## TO DO
Check the listing below line by line and report how many lines hold "pápa", with no other words.

* start *

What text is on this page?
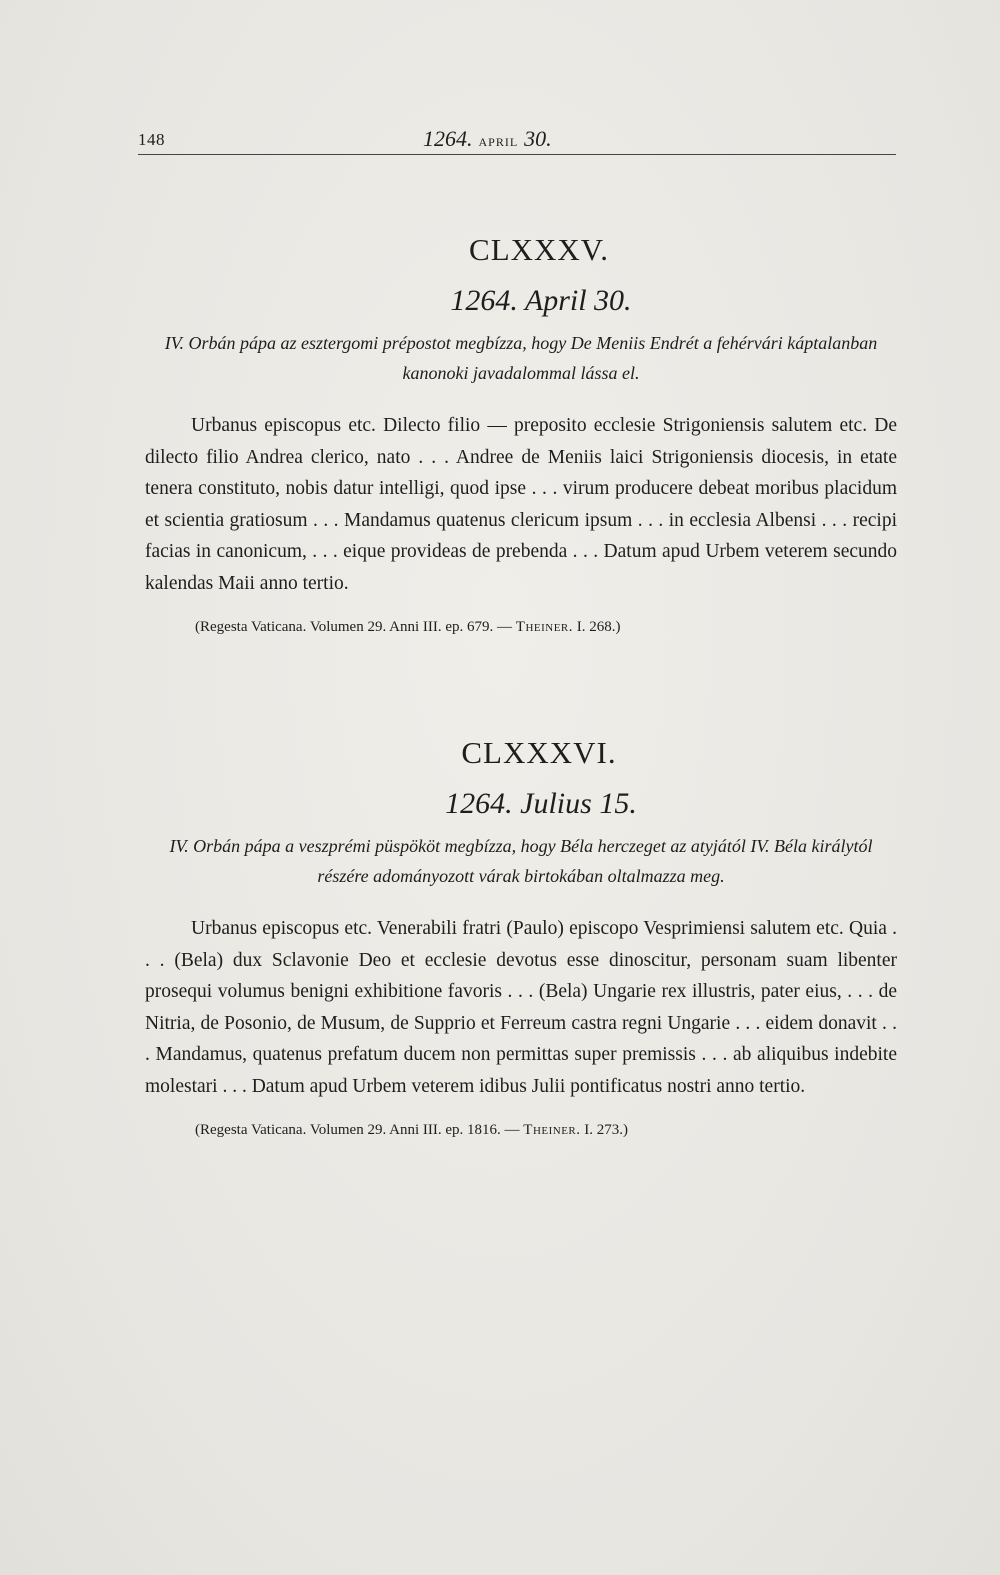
148	1264. APRIL 30.
CLXXXV.
1264. April 30.
IV. Orbán pápa az esztergomi prépostot megbízza, hogy De Meniis Endrét a fehérvári káptalanban kanonoki javadalommal lássa el.

Urbanus episcopus etc. Dilecto filio — preposito ecclesie Strigoniensis salutem etc. De dilecto filio Andrea clerico, nato . . . Andree de Meniis laici Strigoniensis diocesis, in etate tenera constituto, nobis datur intelligi, quod ipse . . . virum producere debeat moribus placidum et scientia gratiosum . . . Mandamus quatenus clericum ipsum . . . in ecclesia Albensi . . . recipi facias in canonicum, . . . eique provideas de prebenda . . . Datum apud Urbem veterem secundo kalendas Maii anno tertio.

(Regesta Vaticana. Volumen 29. Anni III. ep. 679. — Theiner. I. 268.)
CLXXXVI.
1264. Julius 15.
IV. Orbán pápa a veszprémi püspököt megbízza, hogy Béla herczeget az atyjától IV. Béla királytól részére adományozott várak birtokában oltalmazza meg.

Urbanus episcopus etc. Venerabili fratri (Paulo) episcopo Vesprimiensi salutem etc. Quia . . . (Bela) dux Sclavonie Deo et ecclesie devotus esse dinoscitur, personam suam libenter prosequi volumus benigni exhibitione favoris . . . (Bela) Ungarie rex illustris, pater eius, . . . de Nitria, de Posonio, de Musum, de Supprio et Ferreum castra regni Ungarie . . . eidem donavit . . . Mandamus, quatenus prefatum ducem non permittas super premissis . . . ab aliquibus indebite molestari . . . Datum apud Urbem veterem idibus Julii pontificatus nostri anno tertio.

(Regesta Vaticana. Volumen 29. Anni III. ep. 1816. — Theiner. I. 273.)
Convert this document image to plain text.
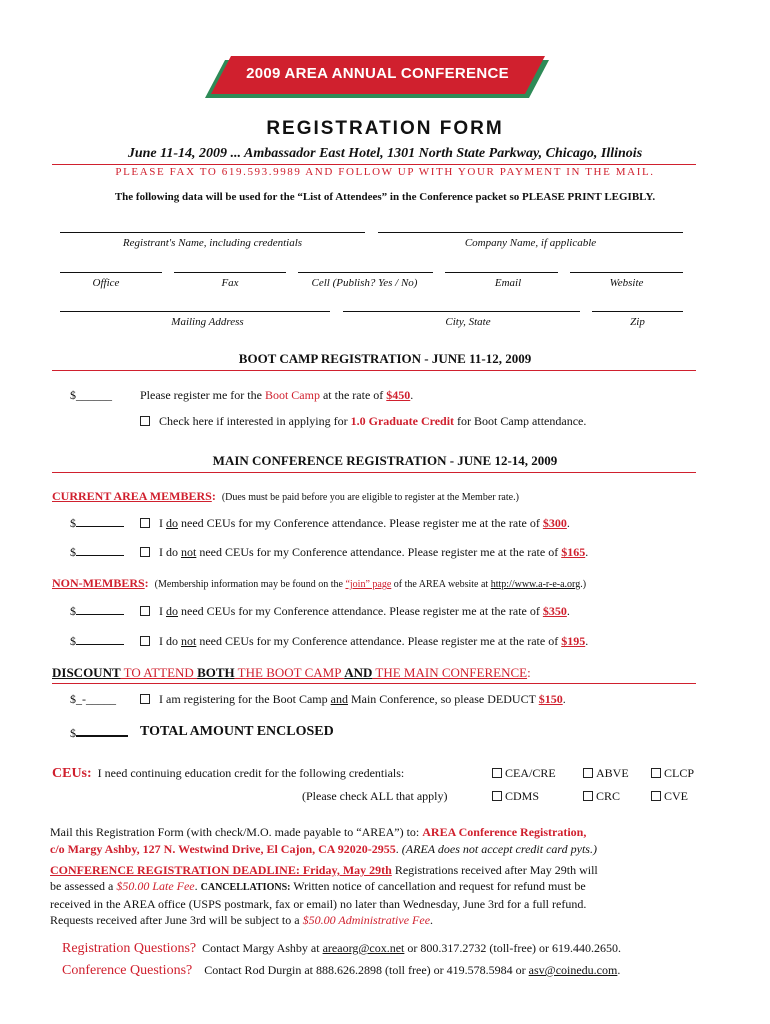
2009 AREA ANNUAL CONFERENCE
REGISTRATION FORM
June 11-14, 2009 ... Ambassador East Hotel, 1301 North State Parkway, Chicago, Illinois
PLEASE FAX TO 619.593.9989 AND FOLLOW UP WITH YOUR PAYMENT IN THE MAIL.
The following data will be used for the “List of Attendees” in the Conference packet so PLEASE PRINT LEGIBLY.
Registrant's Name, including credentials	Company Name, if applicable
Office	Fax	Cell (Publish? Yes / No)	Email	Website
Mailing Address	City, State	Zip
BOOT CAMP REGISTRATION - JUNE 11-12, 2009
$______ Please register me for the Boot Camp at the rate of $450.
Check here if interested in applying for 1.0 Graduate Credit for Boot Camp attendance.
MAIN CONFERENCE REGISTRATION - JUNE 12-14, 2009
CURRENT AREA MEMBERS: (Dues must be paid before you are eligible to register at the Member rate.)
$	I do need CEUs for my Conference attendance. Please register me at the rate of $300.
$	I do not need CEUs for my Conference attendance. Please register me at the rate of $165.
NON-MEMBERS: (Membership information may be found on the “join” page of the AREA website at http://www.a-r-e-a.org.)
$	I do need CEUs for my Conference attendance. Please register me at the rate of $350.
$	I do not need CEUs for my Conference attendance. Please register me at the rate of $195.
DISCOUNT TO ATTEND BOTH THE BOOT CAMP AND THE MAIN CONFERENCE:
$_-_____	I am registering for the Boot Camp and Main Conference, so please DEDUCT $150.
$	TOTAL AMOUNT ENCLOSED
CEUs: I need continuing education credit for the following credentials:
(Please check ALL that apply)
CEA/CRE	ABVE	CLCP
CDMS	CRC	CVE
Mail this Registration Form (with check/M.O. made payable to “AREA”) to: AREA Conference Registration,
c/o Margy Ashby, 127 N. Westwind Drive, El Cajon, CA 92020-2955. (AREA does not accept credit card pyts.)
CONFERENCE REGISTRATION DEADLINE: Friday, May 29th Registrations received after May 29th will
be assessed a $50.00 Late Fee. CANCELLATIONS: Written notice of cancellation and request for refund must be
received in the AREA office (USPS postmark, fax or email) no later than Wednesday, June 3rd for a full refund.
Requests received after June 3rd will be subject to a $50.00 Administrative Fee.
Registration Questions? Contact Margy Ashby at areaorg@cox.net or 800.317.2732 (toll-free) or 619.440.2650.
Conference Questions? Contact Rod Durgin at 888.626.2898 (toll free) or 419.578.5984 or asv@coinedu.com.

* end *

## SOLUTION
2